**EXERCISE REQUIREMENTS:** Reply with one number: the count of lines in the records below that hold "home".
====== INFORMATION SUPPLIED
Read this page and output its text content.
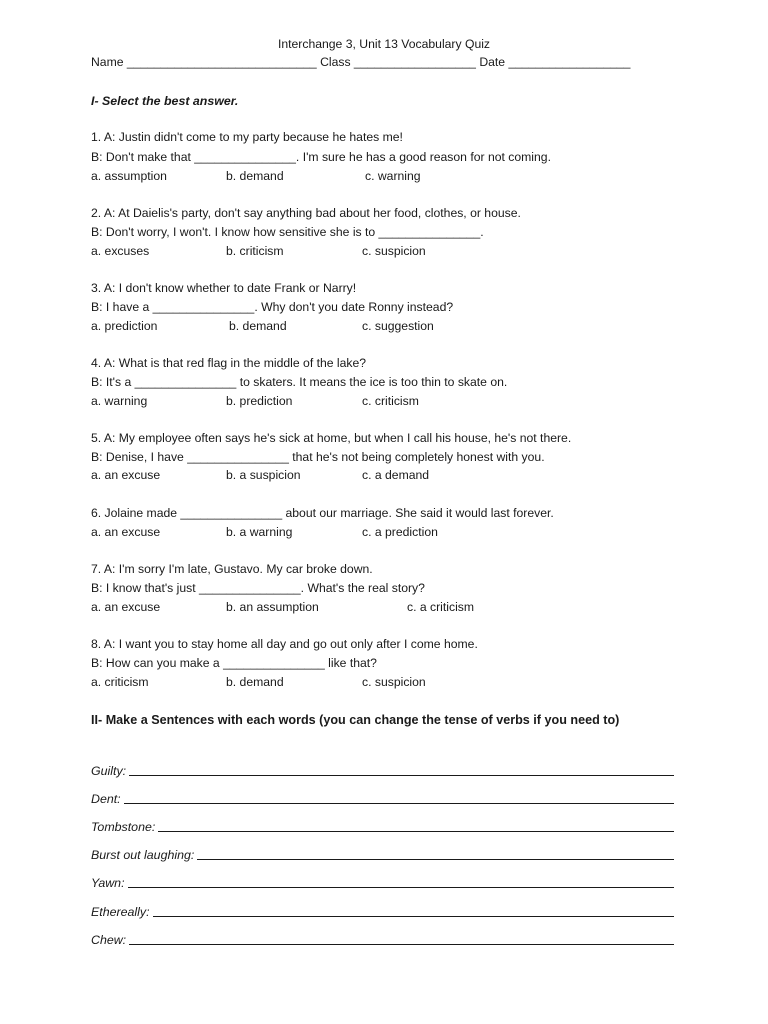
Interchange 3, Unit 13 Vocabulary Quiz
Name ____________________________ Class __________________ Date __________________
I- Select the best answer.
1. A: Justin didn't come to my party because he hates me!
B: Don't make that _______________. I'm sure he has a good reason for not coming.
a. assumption	b. demand	c. warning
2. A: At Daielis's party, don't say anything bad about her food, clothes, or house.
B: Don't worry, I won't. I know how sensitive she is to _______________.
a. excuses	b. criticism	c. suspicion
3. A: I don't know whether to date Frank or Narry!
B: I have a _______________. Why don't you date Ronny instead?
a. prediction	b. demand	c. suggestion
4. A: What is that red flag in the middle of the lake?
B: It's a _______________ to skaters. It means the ice is too thin to skate on.
a. warning	b. prediction	c. criticism
5. A: My employee often says he's sick at home, but when I call his house, he's not there.
B: Denise, I have _______________ that he's not being completely honest with you.
a. an excuse	b. a suspicion	c. a demand
6. Jolaine made _______________ about our marriage. She said it would last forever.
a. an excuse	b. a warning	c. a prediction
7. A: I'm sorry I'm late, Gustavo. My car broke down.
B: I know that's just _______________. What's the real story?
a. an excuse	b. an assumption	c. a criticism
8. A: I want you to stay home all day and go out only after I come home.
B: How can you make a _______________ like that?
a. criticism	b. demand	c. suspicion
II- Make a Sentences with each words (you can change the tense of verbs if you need to)
Guilty:
Dent:
Tombstone:
Burst out laughing:
Yawn:
Ethereally:
Chew:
============
**EXERCISE SOLUTION:** 2